The request
Copy every one of the following rows word for word, leaving out the pictures.

------------------------------------------------

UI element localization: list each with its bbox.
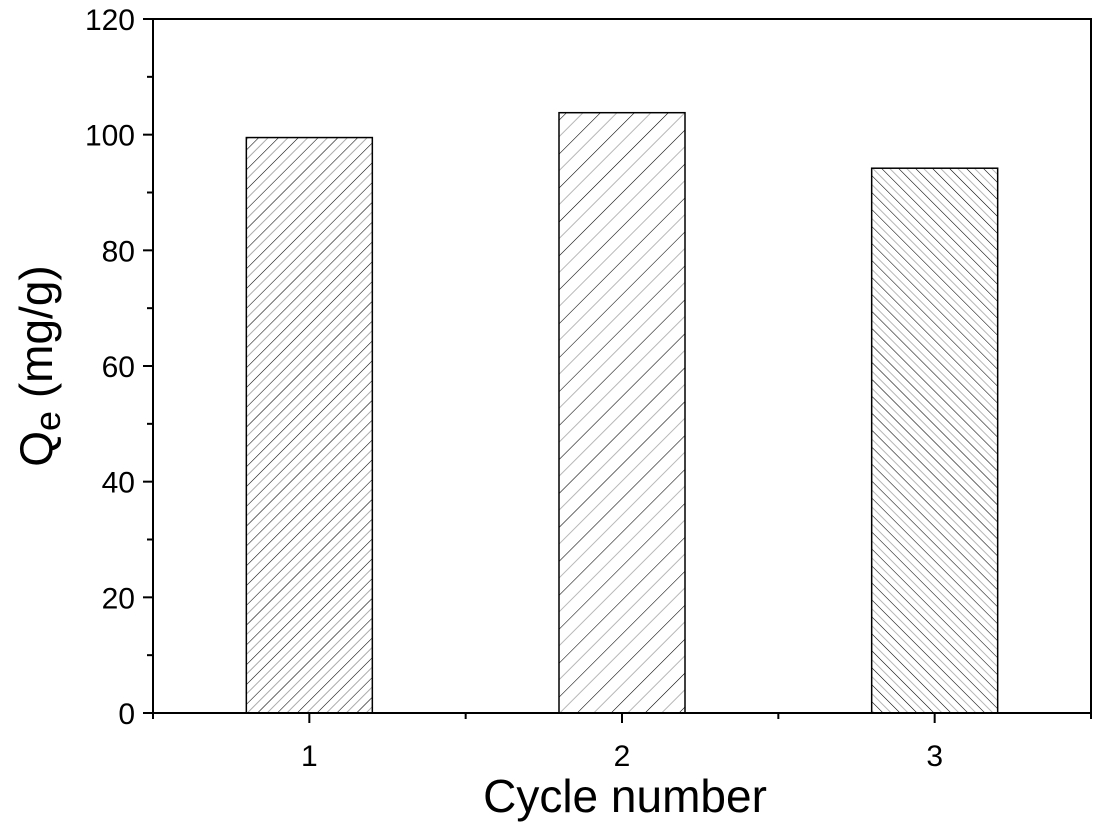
x-axis-ticks: 1 2 3 (152, 713, 1092, 773)
x-tick-label: 3 (926, 740, 943, 773)
y-tick-label: 80 (102, 235, 135, 268)
y-axis-ticks: 0 20 40 60 80 100 120 (85, 4, 153, 731)
y-axis-title: Qe (mg/g) (10, 265, 68, 467)
y-axis-title-subscript: e (27, 411, 68, 431)
y-tick-label: 40 (102, 467, 135, 500)
y-tick-label: 0 (118, 698, 135, 731)
bar-cycle-1 (245, 136, 374, 714)
x-tick-label: 1 (301, 740, 318, 773)
x-axis-title: Cycle number (483, 770, 767, 822)
bar-cycle-3 (870, 167, 999, 714)
y-tick-label: 20 (102, 582, 135, 615)
bars-group (245, 111, 999, 714)
x-tick-label: 2 (614, 740, 631, 773)
y-tick-label: 60 (102, 351, 135, 384)
y-tick-label: 120 (85, 4, 135, 37)
y-axis-title-unit: (mg/g) (10, 265, 62, 411)
bar-cycle-2 (558, 111, 686, 714)
y-tick-label: 100 (85, 120, 135, 153)
y-axis-title-main: Q (10, 431, 62, 467)
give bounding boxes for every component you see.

------------------------------------------------

Finished exercise
UI element localization: list each with its bbox.
x-axis-ticks: 1 2 3 (152, 713, 1092, 773)
x-tick-label: 3 (926, 740, 943, 773)
y-tick-label: 80 (102, 235, 135, 268)
y-axis-ticks: 0 20 40 60 80 100 120 (85, 4, 153, 731)
y-axis-title: Qe (mg/g) (10, 265, 68, 467)
y-axis-title-subscript: e (27, 411, 68, 431)
y-tick-label: 40 (102, 467, 135, 500)
y-tick-label: 0 (118, 698, 135, 731)
bar-cycle-1 (245, 136, 374, 714)
x-tick-label: 1 (301, 740, 318, 773)
x-axis-title: Cycle number (483, 770, 767, 822)
bar-cycle-3 (870, 167, 999, 714)
y-tick-label: 20 (102, 582, 135, 615)
bars-group (245, 111, 999, 714)
x-tick-label: 2 (614, 740, 631, 773)
y-tick-label: 60 (102, 351, 135, 384)
y-tick-label: 120 (85, 4, 135, 37)
y-axis-title-unit: (mg/g) (10, 265, 62, 411)
bar-cycle-2 (558, 111, 686, 714)
y-tick-label: 100 (85, 120, 135, 153)
y-axis-title-main: Q (10, 431, 62, 467)
give bounding boxes for every component you see.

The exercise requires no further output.